[Exercise details]: Below are some records. Count the lines with "content" in them and give nothing but the total.

[Entries provided]:
== == ==

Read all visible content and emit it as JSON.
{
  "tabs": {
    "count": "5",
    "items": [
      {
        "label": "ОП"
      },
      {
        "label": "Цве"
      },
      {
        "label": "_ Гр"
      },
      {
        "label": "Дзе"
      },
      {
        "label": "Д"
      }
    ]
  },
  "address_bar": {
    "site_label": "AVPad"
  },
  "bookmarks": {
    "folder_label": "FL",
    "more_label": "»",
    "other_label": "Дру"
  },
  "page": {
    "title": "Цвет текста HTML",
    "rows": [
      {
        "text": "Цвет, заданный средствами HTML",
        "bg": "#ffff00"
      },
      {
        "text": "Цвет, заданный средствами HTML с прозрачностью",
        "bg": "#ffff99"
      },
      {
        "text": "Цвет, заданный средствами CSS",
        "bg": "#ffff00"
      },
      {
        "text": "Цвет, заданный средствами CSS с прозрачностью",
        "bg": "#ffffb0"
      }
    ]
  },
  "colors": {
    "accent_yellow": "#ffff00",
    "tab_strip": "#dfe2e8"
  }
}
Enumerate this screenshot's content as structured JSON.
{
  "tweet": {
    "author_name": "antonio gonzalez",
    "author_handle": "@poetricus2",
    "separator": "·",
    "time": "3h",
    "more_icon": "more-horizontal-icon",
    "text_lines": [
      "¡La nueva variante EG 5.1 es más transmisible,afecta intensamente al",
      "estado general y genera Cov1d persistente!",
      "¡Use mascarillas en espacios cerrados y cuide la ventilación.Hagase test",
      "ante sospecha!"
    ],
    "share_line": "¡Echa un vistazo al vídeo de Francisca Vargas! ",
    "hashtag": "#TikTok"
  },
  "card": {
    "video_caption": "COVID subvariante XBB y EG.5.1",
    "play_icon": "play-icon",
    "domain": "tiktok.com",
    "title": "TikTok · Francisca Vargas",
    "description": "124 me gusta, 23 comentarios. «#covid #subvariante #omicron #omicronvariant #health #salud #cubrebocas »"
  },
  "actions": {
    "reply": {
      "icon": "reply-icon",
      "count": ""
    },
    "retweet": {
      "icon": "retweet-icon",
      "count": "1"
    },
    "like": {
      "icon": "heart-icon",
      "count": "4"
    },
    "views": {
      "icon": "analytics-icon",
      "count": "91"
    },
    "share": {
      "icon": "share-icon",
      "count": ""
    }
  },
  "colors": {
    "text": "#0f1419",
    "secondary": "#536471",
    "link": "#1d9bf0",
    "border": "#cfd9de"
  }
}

== == ==

[Result of the task]: 2